#### [Short task]
Check each line of the data for "ylabel" and select those that have it.

** BEGIN Data shown **

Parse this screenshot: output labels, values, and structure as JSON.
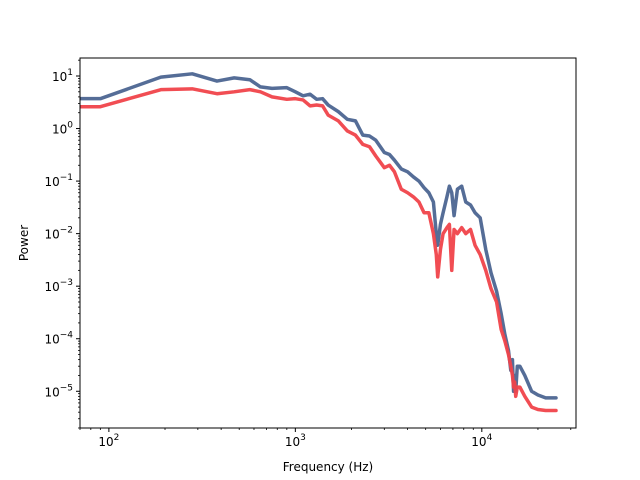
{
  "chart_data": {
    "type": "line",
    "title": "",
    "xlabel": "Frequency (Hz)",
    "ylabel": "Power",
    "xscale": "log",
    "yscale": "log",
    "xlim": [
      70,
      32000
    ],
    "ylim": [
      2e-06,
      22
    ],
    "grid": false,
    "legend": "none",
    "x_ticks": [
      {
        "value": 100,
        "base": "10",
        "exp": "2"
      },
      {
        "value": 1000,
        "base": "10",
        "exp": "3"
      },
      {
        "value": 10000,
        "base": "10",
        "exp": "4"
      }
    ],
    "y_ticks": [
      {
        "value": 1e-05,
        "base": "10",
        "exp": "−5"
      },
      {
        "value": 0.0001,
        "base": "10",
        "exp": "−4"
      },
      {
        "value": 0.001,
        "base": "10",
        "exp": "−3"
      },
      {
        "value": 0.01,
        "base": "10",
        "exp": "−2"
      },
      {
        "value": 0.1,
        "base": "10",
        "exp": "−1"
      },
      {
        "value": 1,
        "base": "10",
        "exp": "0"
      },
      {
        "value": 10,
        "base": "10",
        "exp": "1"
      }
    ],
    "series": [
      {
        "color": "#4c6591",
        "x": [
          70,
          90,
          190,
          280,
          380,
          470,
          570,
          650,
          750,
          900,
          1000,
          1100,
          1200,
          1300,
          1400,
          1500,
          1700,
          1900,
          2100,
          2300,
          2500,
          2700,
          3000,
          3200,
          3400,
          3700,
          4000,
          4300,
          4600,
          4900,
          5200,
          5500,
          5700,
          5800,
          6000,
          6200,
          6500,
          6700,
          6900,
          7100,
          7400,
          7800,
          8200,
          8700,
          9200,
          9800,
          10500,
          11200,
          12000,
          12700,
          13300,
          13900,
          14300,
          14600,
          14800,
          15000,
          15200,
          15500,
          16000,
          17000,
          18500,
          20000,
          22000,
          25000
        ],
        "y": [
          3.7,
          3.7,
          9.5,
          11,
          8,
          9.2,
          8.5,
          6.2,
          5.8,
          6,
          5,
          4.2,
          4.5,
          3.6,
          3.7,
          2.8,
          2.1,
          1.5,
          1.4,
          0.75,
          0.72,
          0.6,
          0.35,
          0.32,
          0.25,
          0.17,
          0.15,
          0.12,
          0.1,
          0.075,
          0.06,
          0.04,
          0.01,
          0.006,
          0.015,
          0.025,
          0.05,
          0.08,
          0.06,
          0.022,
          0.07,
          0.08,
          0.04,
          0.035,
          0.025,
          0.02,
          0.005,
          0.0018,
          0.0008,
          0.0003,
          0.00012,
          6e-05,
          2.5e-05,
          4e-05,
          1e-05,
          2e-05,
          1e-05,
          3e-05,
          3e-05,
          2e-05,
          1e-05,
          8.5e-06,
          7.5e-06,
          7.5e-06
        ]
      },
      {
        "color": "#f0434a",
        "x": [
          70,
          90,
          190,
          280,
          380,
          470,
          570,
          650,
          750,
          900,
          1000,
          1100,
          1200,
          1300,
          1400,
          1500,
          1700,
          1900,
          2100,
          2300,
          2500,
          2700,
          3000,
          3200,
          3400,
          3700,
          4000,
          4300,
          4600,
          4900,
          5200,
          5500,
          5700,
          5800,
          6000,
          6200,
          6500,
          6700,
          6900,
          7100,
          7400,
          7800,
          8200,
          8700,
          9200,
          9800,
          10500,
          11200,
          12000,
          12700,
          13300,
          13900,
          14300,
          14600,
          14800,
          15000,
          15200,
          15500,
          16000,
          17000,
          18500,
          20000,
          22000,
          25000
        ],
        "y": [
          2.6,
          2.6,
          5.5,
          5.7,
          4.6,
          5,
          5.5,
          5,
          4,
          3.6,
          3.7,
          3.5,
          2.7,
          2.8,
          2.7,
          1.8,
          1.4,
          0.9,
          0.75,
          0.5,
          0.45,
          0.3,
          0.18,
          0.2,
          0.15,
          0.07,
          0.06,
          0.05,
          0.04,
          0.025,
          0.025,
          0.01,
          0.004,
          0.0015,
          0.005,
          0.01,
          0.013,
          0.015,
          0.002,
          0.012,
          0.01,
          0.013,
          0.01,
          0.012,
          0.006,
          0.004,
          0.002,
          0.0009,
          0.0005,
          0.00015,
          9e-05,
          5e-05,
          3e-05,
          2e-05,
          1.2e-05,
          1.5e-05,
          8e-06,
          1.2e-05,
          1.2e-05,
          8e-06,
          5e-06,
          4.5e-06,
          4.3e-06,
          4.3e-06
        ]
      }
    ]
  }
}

** END Data shown **
** BEGIN Data shown **

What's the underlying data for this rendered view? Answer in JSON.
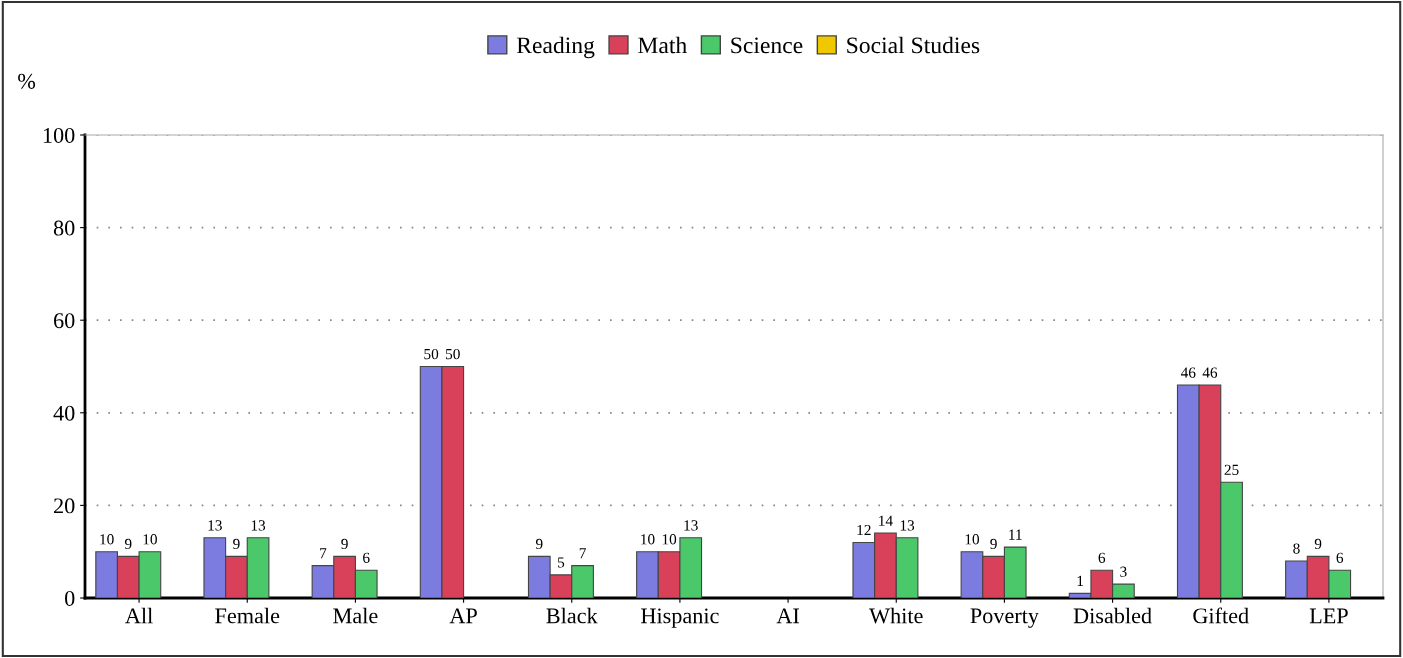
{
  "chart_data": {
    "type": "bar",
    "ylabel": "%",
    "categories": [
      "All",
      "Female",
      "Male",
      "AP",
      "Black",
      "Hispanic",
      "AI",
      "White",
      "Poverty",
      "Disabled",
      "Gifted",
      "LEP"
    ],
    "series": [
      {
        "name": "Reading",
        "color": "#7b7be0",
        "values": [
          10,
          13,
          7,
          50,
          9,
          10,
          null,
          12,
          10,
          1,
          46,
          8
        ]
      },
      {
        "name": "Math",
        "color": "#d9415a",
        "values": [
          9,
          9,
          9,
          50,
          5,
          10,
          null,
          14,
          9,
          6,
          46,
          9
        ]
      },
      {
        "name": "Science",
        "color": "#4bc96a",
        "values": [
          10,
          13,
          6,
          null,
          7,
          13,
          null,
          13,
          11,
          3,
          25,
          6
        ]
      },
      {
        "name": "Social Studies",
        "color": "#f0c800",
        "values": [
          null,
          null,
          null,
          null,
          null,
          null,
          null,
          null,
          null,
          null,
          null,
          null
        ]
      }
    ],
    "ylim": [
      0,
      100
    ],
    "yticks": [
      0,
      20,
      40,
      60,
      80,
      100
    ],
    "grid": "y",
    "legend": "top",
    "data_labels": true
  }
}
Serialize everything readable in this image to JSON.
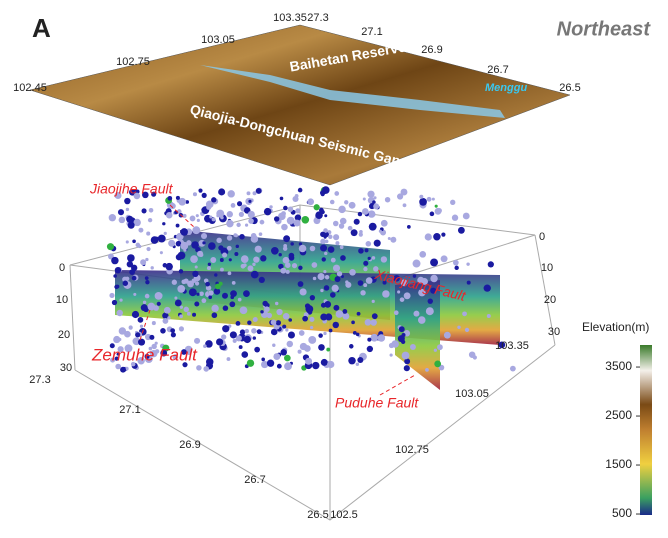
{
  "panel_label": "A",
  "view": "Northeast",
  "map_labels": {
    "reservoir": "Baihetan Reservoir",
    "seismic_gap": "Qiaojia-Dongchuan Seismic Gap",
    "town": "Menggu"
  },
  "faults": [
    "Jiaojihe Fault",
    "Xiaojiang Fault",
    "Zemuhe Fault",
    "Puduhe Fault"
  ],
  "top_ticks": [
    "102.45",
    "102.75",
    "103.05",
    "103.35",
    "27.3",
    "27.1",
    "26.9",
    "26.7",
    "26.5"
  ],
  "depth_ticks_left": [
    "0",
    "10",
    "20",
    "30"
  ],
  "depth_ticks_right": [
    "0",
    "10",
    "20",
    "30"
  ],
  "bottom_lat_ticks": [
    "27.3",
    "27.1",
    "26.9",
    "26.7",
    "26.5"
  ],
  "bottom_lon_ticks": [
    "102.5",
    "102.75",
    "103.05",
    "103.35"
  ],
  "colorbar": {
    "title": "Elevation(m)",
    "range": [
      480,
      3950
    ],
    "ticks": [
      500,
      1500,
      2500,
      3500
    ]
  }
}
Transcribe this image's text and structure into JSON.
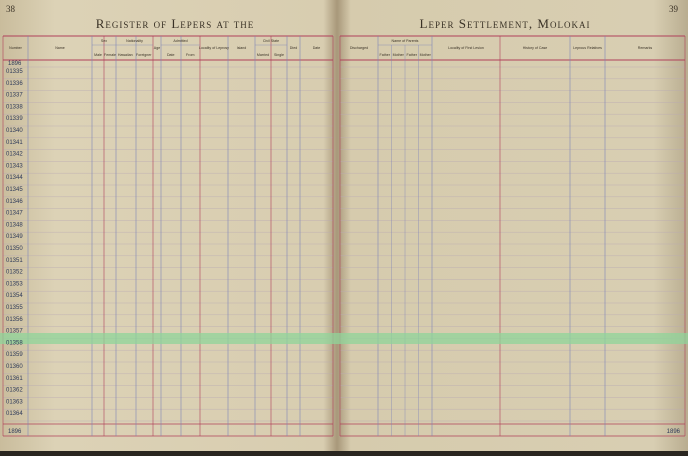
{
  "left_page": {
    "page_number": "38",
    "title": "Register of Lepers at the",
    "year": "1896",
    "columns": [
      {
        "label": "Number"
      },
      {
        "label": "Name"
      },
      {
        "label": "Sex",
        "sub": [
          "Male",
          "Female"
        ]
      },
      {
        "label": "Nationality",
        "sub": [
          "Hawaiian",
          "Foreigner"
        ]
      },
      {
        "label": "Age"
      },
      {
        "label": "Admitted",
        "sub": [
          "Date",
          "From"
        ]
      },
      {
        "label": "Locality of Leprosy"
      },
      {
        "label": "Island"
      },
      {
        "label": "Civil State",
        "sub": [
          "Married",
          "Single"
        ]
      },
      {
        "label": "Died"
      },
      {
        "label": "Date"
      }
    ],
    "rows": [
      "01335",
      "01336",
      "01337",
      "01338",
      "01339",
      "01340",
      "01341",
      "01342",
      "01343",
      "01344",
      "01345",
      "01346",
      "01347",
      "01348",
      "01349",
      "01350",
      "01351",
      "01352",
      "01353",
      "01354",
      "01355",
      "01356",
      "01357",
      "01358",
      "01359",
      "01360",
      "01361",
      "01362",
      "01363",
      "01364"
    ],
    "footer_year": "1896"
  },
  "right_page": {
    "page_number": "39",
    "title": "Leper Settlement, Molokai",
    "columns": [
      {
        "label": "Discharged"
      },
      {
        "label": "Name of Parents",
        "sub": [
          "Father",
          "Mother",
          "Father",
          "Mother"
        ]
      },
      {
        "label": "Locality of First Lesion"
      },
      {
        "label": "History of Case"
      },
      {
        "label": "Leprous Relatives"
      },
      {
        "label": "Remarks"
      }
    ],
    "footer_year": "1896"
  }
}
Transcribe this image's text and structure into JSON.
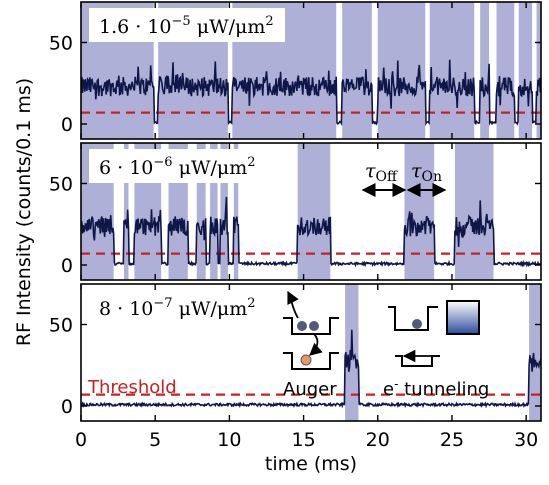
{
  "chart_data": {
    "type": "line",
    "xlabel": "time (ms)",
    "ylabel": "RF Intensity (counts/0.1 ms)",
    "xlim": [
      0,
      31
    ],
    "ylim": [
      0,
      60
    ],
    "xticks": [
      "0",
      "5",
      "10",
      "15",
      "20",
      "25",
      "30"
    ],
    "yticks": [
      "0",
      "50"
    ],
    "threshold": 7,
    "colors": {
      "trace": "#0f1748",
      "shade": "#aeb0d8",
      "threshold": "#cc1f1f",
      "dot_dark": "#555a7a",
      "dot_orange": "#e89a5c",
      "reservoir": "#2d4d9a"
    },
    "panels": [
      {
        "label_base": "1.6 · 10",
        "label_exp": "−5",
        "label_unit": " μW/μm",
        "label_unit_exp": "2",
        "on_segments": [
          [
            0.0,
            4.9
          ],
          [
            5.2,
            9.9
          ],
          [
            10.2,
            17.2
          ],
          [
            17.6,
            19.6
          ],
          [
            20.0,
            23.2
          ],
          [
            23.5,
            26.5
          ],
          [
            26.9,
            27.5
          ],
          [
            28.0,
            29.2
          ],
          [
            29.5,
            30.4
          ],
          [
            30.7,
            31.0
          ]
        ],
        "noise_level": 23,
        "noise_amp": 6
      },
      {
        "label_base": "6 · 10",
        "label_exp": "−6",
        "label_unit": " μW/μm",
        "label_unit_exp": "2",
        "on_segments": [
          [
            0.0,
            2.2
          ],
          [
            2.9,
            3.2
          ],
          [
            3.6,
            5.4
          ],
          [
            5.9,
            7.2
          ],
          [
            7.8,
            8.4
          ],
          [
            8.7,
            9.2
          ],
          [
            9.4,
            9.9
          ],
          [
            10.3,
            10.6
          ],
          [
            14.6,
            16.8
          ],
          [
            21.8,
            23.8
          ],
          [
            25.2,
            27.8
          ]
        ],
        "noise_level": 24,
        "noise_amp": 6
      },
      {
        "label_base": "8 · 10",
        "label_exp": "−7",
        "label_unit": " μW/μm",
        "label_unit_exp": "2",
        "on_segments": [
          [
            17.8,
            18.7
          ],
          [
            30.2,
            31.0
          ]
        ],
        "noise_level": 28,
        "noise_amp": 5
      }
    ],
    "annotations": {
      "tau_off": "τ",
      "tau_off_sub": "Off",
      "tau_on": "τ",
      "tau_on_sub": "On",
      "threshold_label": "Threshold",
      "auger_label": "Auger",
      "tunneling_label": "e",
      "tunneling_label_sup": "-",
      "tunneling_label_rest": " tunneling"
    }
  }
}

** END Data shown **

#### [Solved problem]
    "ylabel": "Power",
    "ylabel": "%",
    "ylabel": "RF Intensity (counts/0.1 ms)",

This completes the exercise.